[Entries from a dataset]
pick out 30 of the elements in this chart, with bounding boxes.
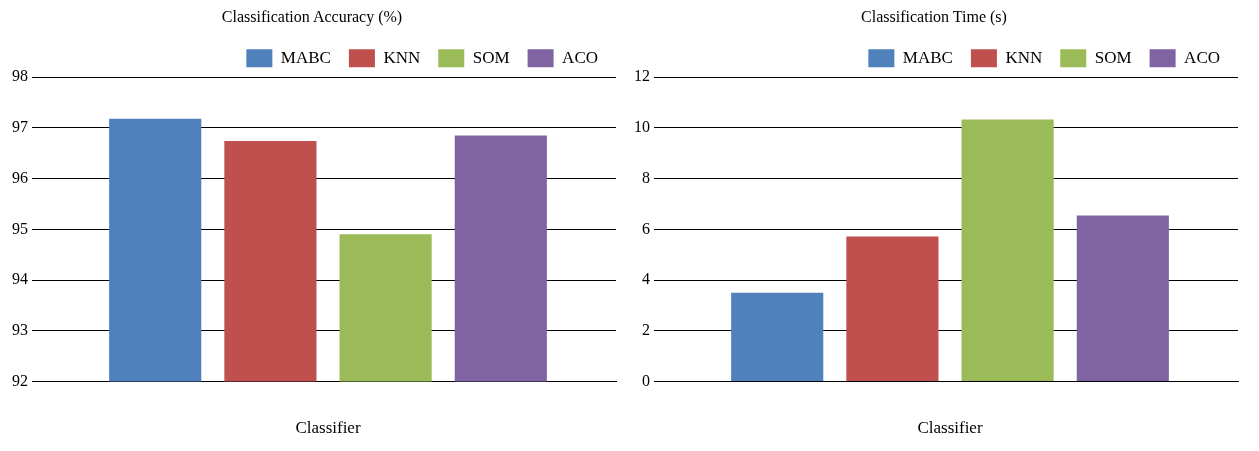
y-tick-label: 4 (642, 270, 650, 288)
legend-label: MABC (280, 47, 331, 67)
y-tick-label: 12 (634, 67, 650, 85)
y-tick-label: 6 (642, 219, 650, 237)
bar (961, 119, 1054, 381)
y-tick-label: 2 (642, 320, 650, 338)
y-tick-label: 94 (12, 270, 28, 288)
bar (1076, 215, 1169, 381)
y-tick-label: 0 (642, 371, 650, 389)
y-tick-label: 8 (642, 168, 650, 186)
x-axis-title: Classifier (917, 418, 983, 438)
legend-label: KNN (383, 47, 421, 67)
chart-title: Classification Accuracy (%) (221, 7, 403, 26)
y-tick-label: 92 (12, 371, 28, 389)
legend-label: KNN (1005, 47, 1043, 67)
y-tick-label: 98 (12, 67, 28, 85)
bar (731, 292, 824, 381)
legend-label: ACO (562, 47, 599, 67)
legend-label: SOM (472, 47, 510, 67)
y-tick-label: 96 (12, 168, 28, 186)
x-axis-title: Classifier (295, 418, 361, 438)
legend-label: MABC (902, 47, 953, 67)
chart-title: Classification Time (s) (861, 7, 1007, 26)
y-tick-label: 95 (12, 219, 28, 237)
y-tick-label: 10 (634, 118, 650, 136)
legend-label: SOM (1094, 47, 1132, 67)
y-tick-label: 97 (12, 118, 28, 136)
bar (846, 236, 939, 381)
y-tick-label: 93 (12, 320, 28, 338)
legend-label: ACO (1184, 47, 1221, 67)
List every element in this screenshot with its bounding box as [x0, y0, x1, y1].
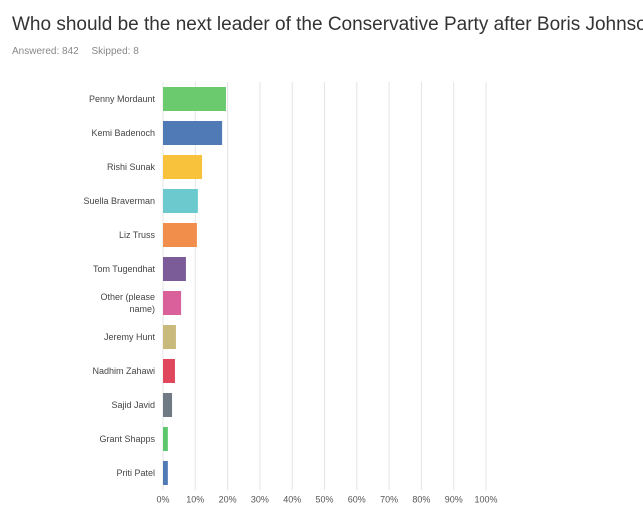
x-tick-label: 60% [348, 494, 366, 504]
x-tick-label: 30% [251, 494, 269, 504]
bar [163, 155, 203, 179]
bar [163, 257, 186, 281]
x-tick-label: 40% [283, 494, 301, 504]
bar [163, 223, 197, 247]
category-label: Other (please name) [100, 292, 155, 314]
category-label: Kemi Badenoch [91, 128, 155, 138]
category-label: Jeremy Hunt [103, 332, 155, 342]
bar [163, 87, 226, 111]
category-label: Tom Tugendhat [92, 264, 155, 274]
chart-title: Who should be the next leader of the Con… [12, 14, 643, 35]
category-label: Priti Patel [116, 468, 155, 478]
bar [163, 325, 176, 349]
bar [163, 427, 168, 451]
x-tick-label: 100% [474, 494, 497, 504]
category-label: Sajid Javid [111, 400, 155, 410]
category-label: Rishi Sunak [106, 162, 155, 172]
category-label: Liz Truss [118, 230, 155, 240]
category-label: Penny Mordaunt [88, 94, 155, 104]
bar [163, 393, 173, 417]
response-counts: Answered: 842 Skipped: 8 [12, 46, 149, 57]
bar [163, 291, 182, 315]
x-tick-label: 80% [412, 494, 430, 504]
x-tick-label: 0% [156, 494, 169, 504]
x-tick-label: 50% [315, 494, 333, 504]
bar [163, 359, 175, 383]
bar [163, 189, 198, 213]
answered: Answered: 842 [12, 46, 79, 57]
x-tick-label: 90% [445, 494, 463, 504]
category-label: Grant Shapps [99, 434, 155, 444]
bar [163, 461, 168, 485]
skipped: Skipped: 8 [91, 46, 139, 57]
bar [163, 121, 223, 145]
x-tick-label: 20% [219, 494, 237, 504]
category-label: Suella Braverman [83, 196, 155, 206]
category-label: Nadhim Zahawi [92, 366, 155, 376]
x-tick-label: 70% [380, 494, 398, 504]
x-tick-label: 10% [186, 494, 204, 504]
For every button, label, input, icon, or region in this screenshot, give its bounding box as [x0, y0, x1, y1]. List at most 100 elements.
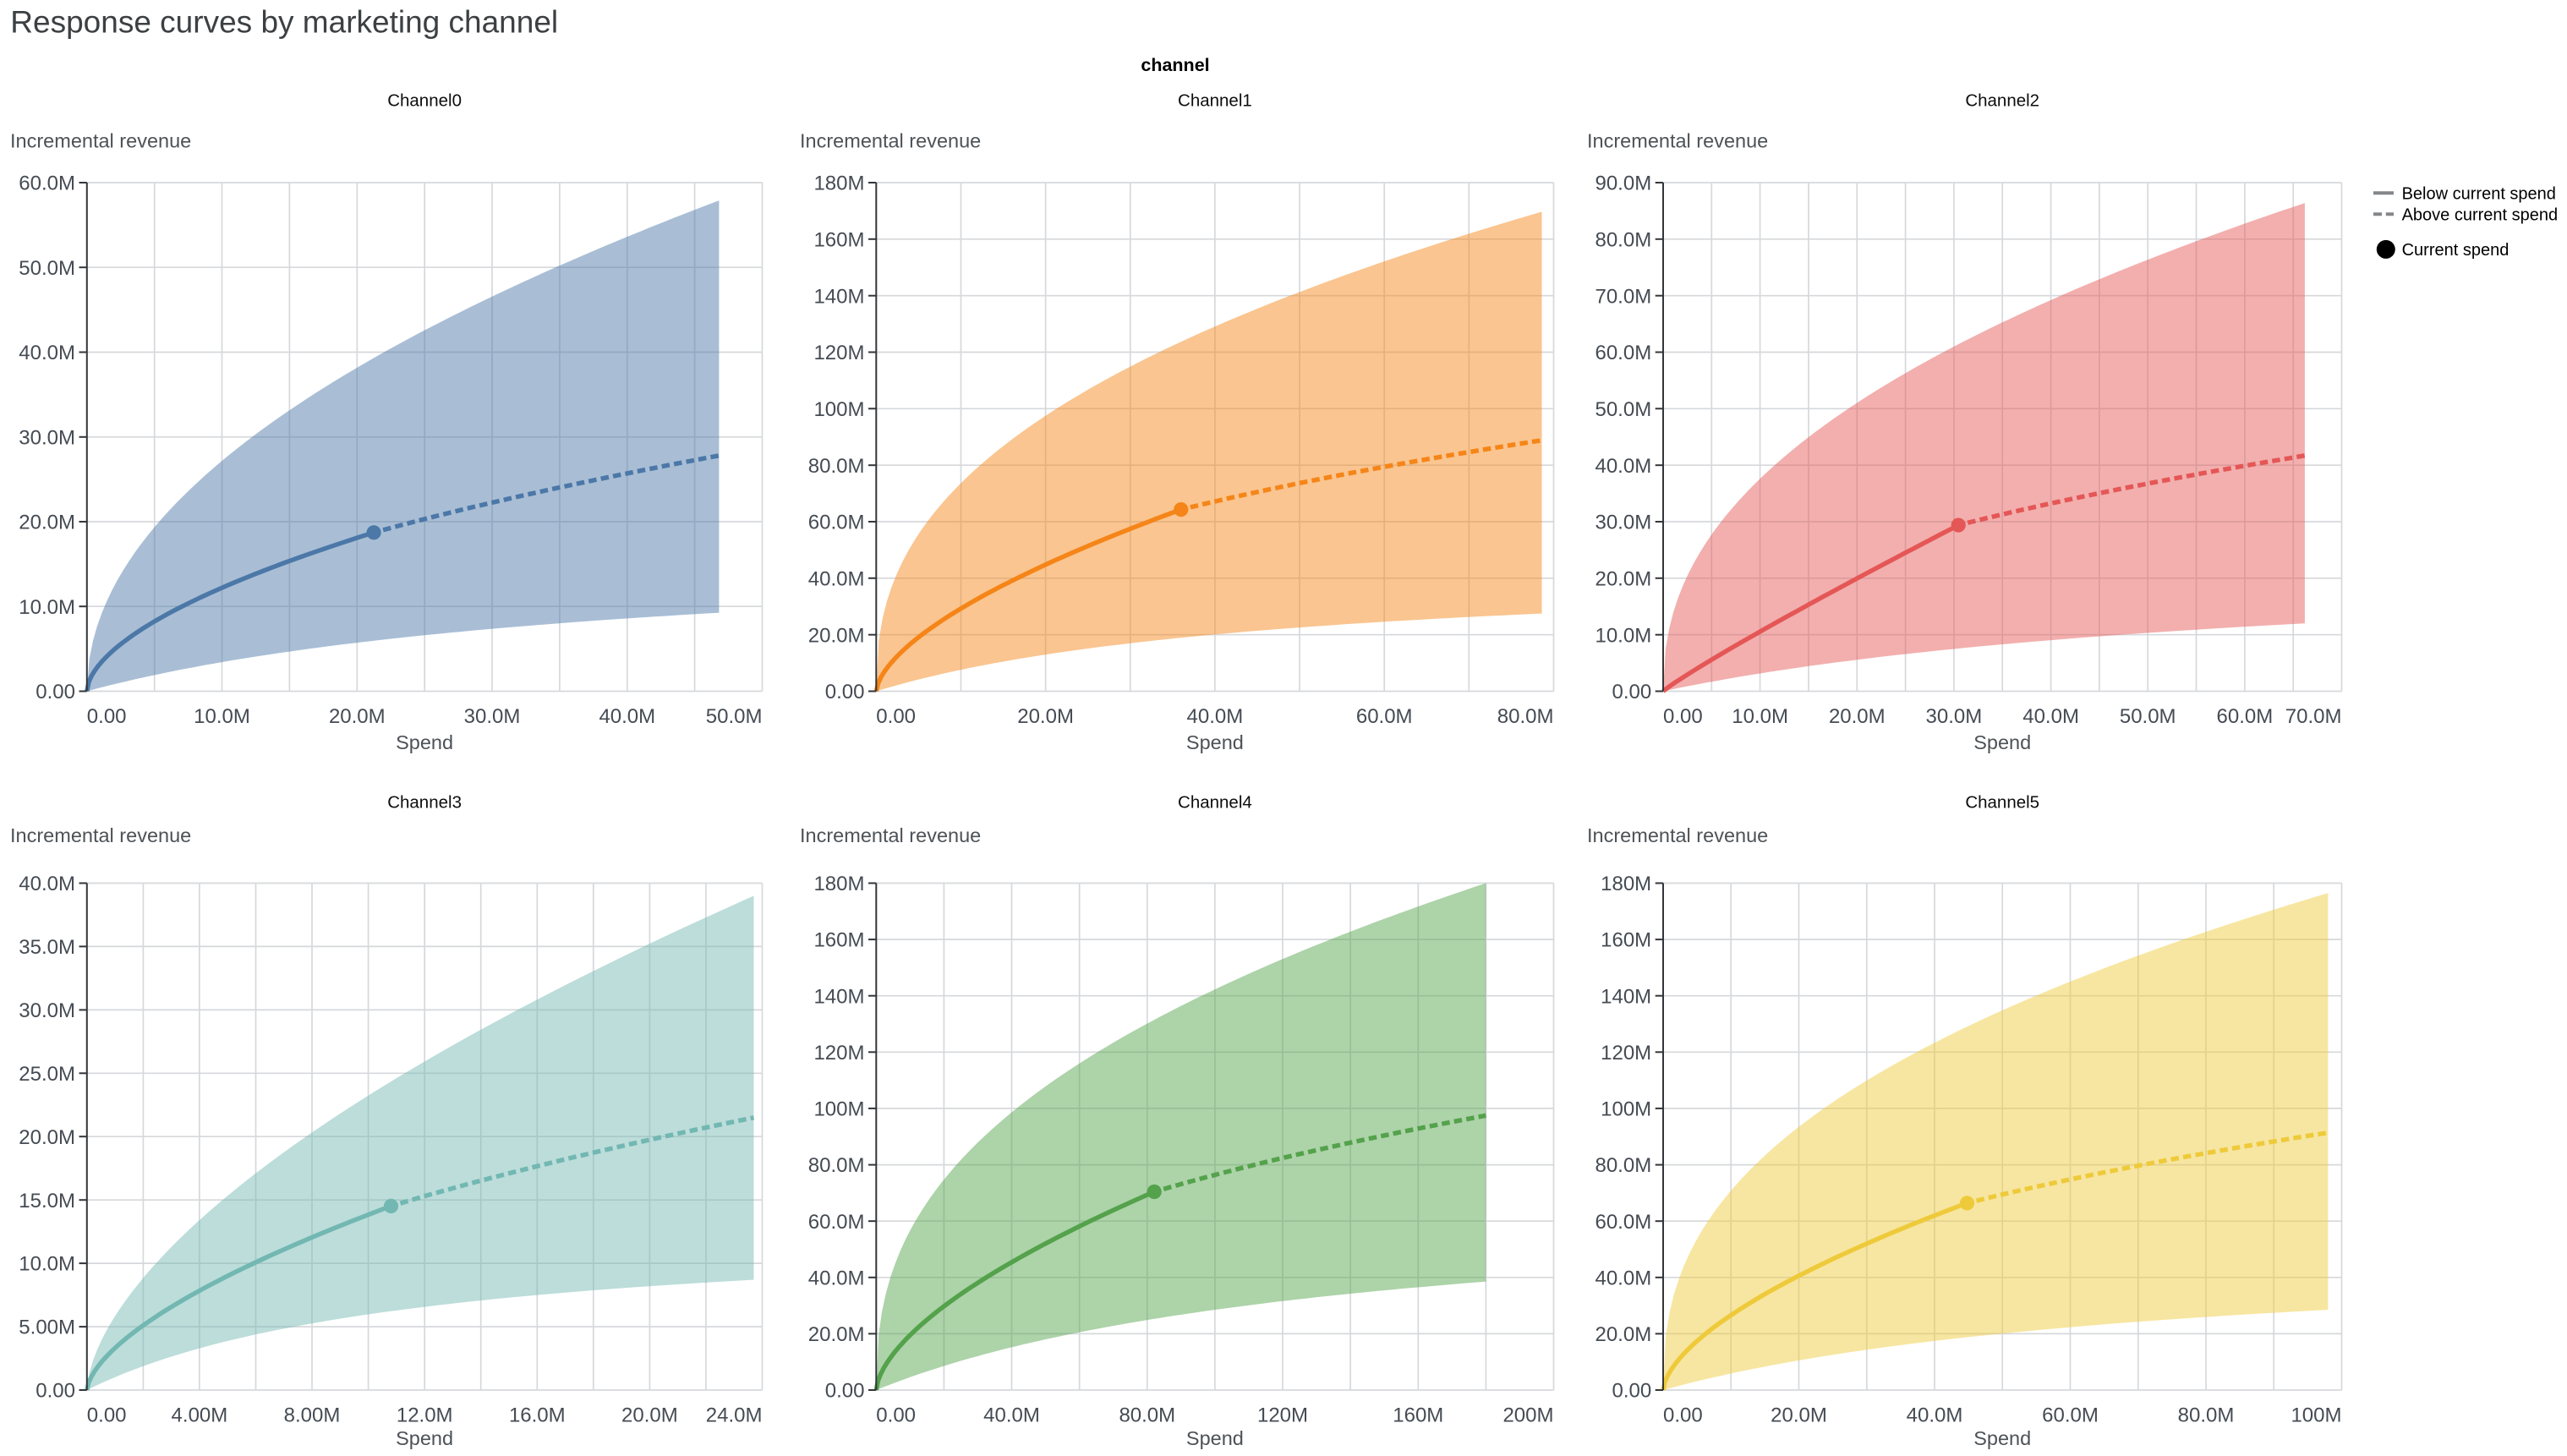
- svg-text:160M: 160M: [813, 929, 864, 952]
- svg-text:40.0M: 40.0M: [1907, 1404, 1963, 1427]
- svg-text:30.0M: 30.0M: [19, 426, 75, 449]
- svg-text:160M: 160M: [813, 228, 864, 251]
- svg-text:20.0M: 20.0M: [1017, 705, 1074, 728]
- svg-text:80.0M: 80.0M: [808, 1154, 865, 1177]
- svg-text:50.0M: 50.0M: [2120, 705, 2176, 728]
- svg-text:80.0M: 80.0M: [1595, 228, 1651, 251]
- svg-text:20.0M: 20.0M: [19, 1126, 75, 1149]
- svg-text:20.0M: 20.0M: [1771, 1404, 1827, 1427]
- svg-text:40.0M: 40.0M: [1187, 705, 1244, 728]
- svg-text:70.0M: 70.0M: [1595, 285, 1651, 308]
- svg-text:Spend: Spend: [1186, 731, 1244, 753]
- svg-text:0.00: 0.00: [1612, 681, 1651, 703]
- svg-text:0.00: 0.00: [876, 705, 916, 728]
- svg-text:35.0M: 35.0M: [19, 936, 75, 959]
- svg-text:Spend: Spend: [1186, 1427, 1244, 1449]
- svg-text:120M: 120M: [813, 1042, 864, 1065]
- svg-text:Spend: Spend: [1973, 731, 2031, 753]
- svg-text:60.0M: 60.0M: [1595, 342, 1651, 364]
- svg-text:Channel1: Channel1: [1178, 91, 1252, 111]
- svg-text:140M: 140M: [813, 985, 864, 1008]
- svg-text:Channel2: Channel2: [1965, 91, 2039, 111]
- svg-text:40.0M: 40.0M: [1595, 1267, 1651, 1289]
- svg-text:24.0M: 24.0M: [706, 1404, 763, 1427]
- svg-text:50.0M: 50.0M: [706, 705, 763, 728]
- svg-text:40.0M: 40.0M: [599, 705, 655, 728]
- svg-text:Incremental revenue: Incremental revenue: [800, 824, 981, 846]
- svg-text:0.00: 0.00: [1663, 1404, 1703, 1427]
- svg-text:80.0M: 80.0M: [2178, 1404, 2235, 1427]
- svg-text:12.0M: 12.0M: [397, 1404, 453, 1427]
- svg-text:90.0M: 90.0M: [1595, 172, 1651, 195]
- svg-text:100M: 100M: [1601, 1098, 1651, 1121]
- svg-text:10.0M: 10.0M: [19, 596, 75, 619]
- svg-text:16.0M: 16.0M: [509, 1404, 566, 1427]
- svg-text:30.0M: 30.0M: [464, 705, 521, 728]
- svg-text:Below current spend: Below current spend: [2402, 185, 2556, 204]
- svg-text:120M: 120M: [1601, 1042, 1651, 1065]
- svg-text:180M: 180M: [813, 172, 864, 195]
- svg-text:Spend: Spend: [1973, 1427, 2031, 1449]
- svg-text:0.00: 0.00: [825, 681, 865, 703]
- svg-text:200M: 200M: [1502, 1404, 1553, 1427]
- svg-text:120M: 120M: [813, 342, 864, 364]
- svg-text:Incremental revenue: Incremental revenue: [1587, 130, 1768, 152]
- svg-text:20.0M: 20.0M: [808, 1323, 865, 1346]
- svg-text:30.0M: 30.0M: [19, 999, 75, 1022]
- svg-text:30.0M: 30.0M: [1926, 705, 1983, 728]
- svg-text:20.0M: 20.0M: [329, 705, 386, 728]
- svg-text:Current spend: Current spend: [2402, 241, 2510, 260]
- svg-text:140M: 140M: [813, 285, 864, 308]
- svg-text:10.0M: 10.0M: [19, 1253, 75, 1276]
- svg-text:60.0M: 60.0M: [808, 1211, 865, 1234]
- svg-text:20.0M: 20.0M: [808, 624, 865, 647]
- svg-text:Spend: Spend: [396, 1427, 453, 1449]
- svg-text:160M: 160M: [1393, 1404, 1443, 1427]
- svg-text:20.0M: 20.0M: [1595, 1323, 1651, 1346]
- svg-text:60.0M: 60.0M: [808, 512, 865, 534]
- svg-text:40.0M: 40.0M: [19, 342, 75, 364]
- svg-text:60.0M: 60.0M: [2042, 1404, 2099, 1427]
- svg-text:Above current spend: Above current spend: [2402, 206, 2559, 225]
- svg-text:180M: 180M: [1601, 873, 1651, 895]
- svg-text:0.00: 0.00: [87, 1404, 127, 1427]
- svg-text:Channel5: Channel5: [1965, 793, 2039, 813]
- svg-text:0.00: 0.00: [1663, 705, 1703, 728]
- svg-text:0.00: 0.00: [825, 1380, 865, 1403]
- svg-text:channel: channel: [1141, 55, 1209, 75]
- svg-text:30.0M: 30.0M: [1595, 512, 1651, 534]
- svg-text:20.0M: 20.0M: [1595, 567, 1651, 590]
- svg-text:100M: 100M: [813, 398, 864, 421]
- svg-text:20.0M: 20.0M: [1829, 705, 1886, 728]
- svg-text:80.0M: 80.0M: [1497, 705, 1554, 728]
- svg-text:40.0M: 40.0M: [2022, 705, 2079, 728]
- svg-text:0.00: 0.00: [36, 1380, 75, 1403]
- svg-text:Incremental revenue: Incremental revenue: [10, 824, 191, 846]
- svg-text:60.0M: 60.0M: [2217, 705, 2274, 728]
- svg-text:80.0M: 80.0M: [1595, 1154, 1651, 1177]
- svg-text:60.0M: 60.0M: [19, 172, 75, 195]
- svg-text:50.0M: 50.0M: [1595, 398, 1651, 421]
- svg-text:25.0M: 25.0M: [19, 1063, 75, 1086]
- svg-text:Incremental revenue: Incremental revenue: [1587, 824, 1768, 846]
- svg-text:10.0M: 10.0M: [194, 705, 250, 728]
- svg-text:Response curves by marketing c: Response curves by marketing channel: [10, 5, 558, 40]
- svg-text:50.0M: 50.0M: [19, 257, 75, 280]
- svg-text:5.00M: 5.00M: [19, 1316, 75, 1339]
- svg-text:140M: 140M: [1601, 985, 1651, 1008]
- svg-text:Channel0: Channel0: [387, 91, 462, 111]
- svg-text:20.0M: 20.0M: [19, 512, 75, 534]
- svg-text:40.0M: 40.0M: [808, 567, 865, 590]
- svg-text:0.00: 0.00: [1612, 1380, 1651, 1403]
- svg-text:80.0M: 80.0M: [1119, 1404, 1175, 1427]
- svg-text:160M: 160M: [1601, 929, 1651, 952]
- svg-text:10.0M: 10.0M: [1595, 624, 1651, 647]
- svg-text:120M: 120M: [1257, 1404, 1308, 1427]
- svg-text:Incremental revenue: Incremental revenue: [10, 130, 191, 152]
- svg-text:0.00: 0.00: [36, 681, 75, 703]
- svg-text:100M: 100M: [813, 1098, 864, 1121]
- svg-text:Incremental revenue: Incremental revenue: [800, 130, 981, 152]
- svg-text:Channel3: Channel3: [387, 793, 462, 813]
- svg-text:60.0M: 60.0M: [1595, 1211, 1651, 1234]
- svg-text:100M: 100M: [2291, 1404, 2341, 1427]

SET EXERCISE: Output again, character for character, the lines starting with the one containing "x-tick-label: 60% [348, 494, 366, 504]" and ending with the one containing "For every button, label, input, icon, or", both included.

RESPONSE FOR THIS EXERCISE:
x-tick-label: 60% [348, 494, 366, 504]
x-tick-label: 30% [251, 494, 269, 504]
bar [163, 155, 203, 179]
bar [163, 257, 186, 281]
x-tick-label: 40% [283, 494, 301, 504]
bar [163, 223, 197, 247]
category-label: Other (please name) [100, 292, 155, 314]
category-label: Kemi Badenoch [91, 128, 155, 138]
category-label: Jeremy Hunt [103, 332, 155, 342]
bar [163, 87, 226, 111]
category-label: Tom Tugendhat [92, 264, 155, 274]
chart-title: Who should be the next leader of the Con… [12, 14, 643, 35]
category-label: Priti Patel [116, 468, 155, 478]
bar [163, 325, 176, 349]
bar [163, 427, 168, 451]
x-tick-label: 100% [474, 494, 497, 504]
category-label: Sajid Javid [111, 400, 155, 410]
category-label: Rishi Sunak [106, 162, 155, 172]
category-label: Liz Truss [118, 230, 155, 240]
category-label: Penny Mordaunt [88, 94, 155, 104]
bar [163, 393, 173, 417]
response-counts: Answered: 842 Skipped: 8 [12, 46, 149, 57]
bar [163, 291, 182, 315]
x-tick-label: 80% [412, 494, 430, 504]
x-tick-label: 0% [156, 494, 169, 504]
x-tick-label: 50% [315, 494, 333, 504]
bar [163, 359, 175, 383]
bar [163, 189, 198, 213]
answered: Answered: 842 [12, 46, 79, 57]
x-tick-label: 90% [445, 494, 463, 504]
category-label: Grant Shapps [99, 434, 155, 444]
bar [163, 461, 168, 485]
skipped: Skipped: 8 [91, 46, 139, 57]
bar [163, 121, 223, 145]
x-tick-label: 20% [219, 494, 237, 504]
category-label: Suella Braverman [83, 196, 155, 206]
category-label: Nadhim Zahawi [92, 366, 155, 376]
x-tick-label: 70% [380, 494, 398, 504]
x-tick-label: 10% [186, 494, 204, 504]
For every button, label, input, icon, or region in this screenshot, give its bounding box as [x0, y0, x1, y1]. List at most 100 elements.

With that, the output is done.